Repeat the whole listing exactly.

(GIVEN RECORDS):
----------------
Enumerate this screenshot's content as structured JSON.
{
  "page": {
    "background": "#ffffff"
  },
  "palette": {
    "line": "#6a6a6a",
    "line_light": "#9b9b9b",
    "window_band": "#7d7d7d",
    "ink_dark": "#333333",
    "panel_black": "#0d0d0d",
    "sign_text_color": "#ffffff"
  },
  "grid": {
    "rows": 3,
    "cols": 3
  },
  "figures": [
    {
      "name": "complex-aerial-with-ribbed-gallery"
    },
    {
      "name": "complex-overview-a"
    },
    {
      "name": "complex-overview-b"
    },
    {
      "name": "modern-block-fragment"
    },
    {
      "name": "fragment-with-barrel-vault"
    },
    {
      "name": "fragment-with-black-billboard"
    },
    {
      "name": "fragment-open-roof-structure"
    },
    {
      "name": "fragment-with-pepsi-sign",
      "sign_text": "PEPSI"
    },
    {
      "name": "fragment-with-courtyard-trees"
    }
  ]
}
----------------
(RESULT):
Enumerate this screenshot's content as structured JSON.
{
  "page": {
    "background": "#ffffff"
  },
  "palette": {
    "line": "#6a6a6a",
    "line_light": "#9b9b9b",
    "window_band": "#7d7d7d",
    "ink_dark": "#333333",
    "panel_black": "#0d0d0d",
    "sign_text_color": "#ffffff"
  },
  "grid": {
    "rows": 3,
    "cols": 3
  },
  "figures": [
    {
      "name": "complex-aerial-with-ribbed-gallery"
    },
    {
      "name": "complex-overview-a"
    },
    {
      "name": "complex-overview-b"
    },
    {
      "name": "modern-block-fragment"
    },
    {
      "name": "fragment-with-barrel-vault"
    },
    {
      "name": "fragment-with-black-billboard"
    },
    {
      "name": "fragment-open-roof-structure"
    },
    {
      "name": "fragment-with-pepsi-sign",
      "sign_text": "PEPSI"
    },
    {
      "name": "fragment-with-courtyard-trees"
    }
  ]
}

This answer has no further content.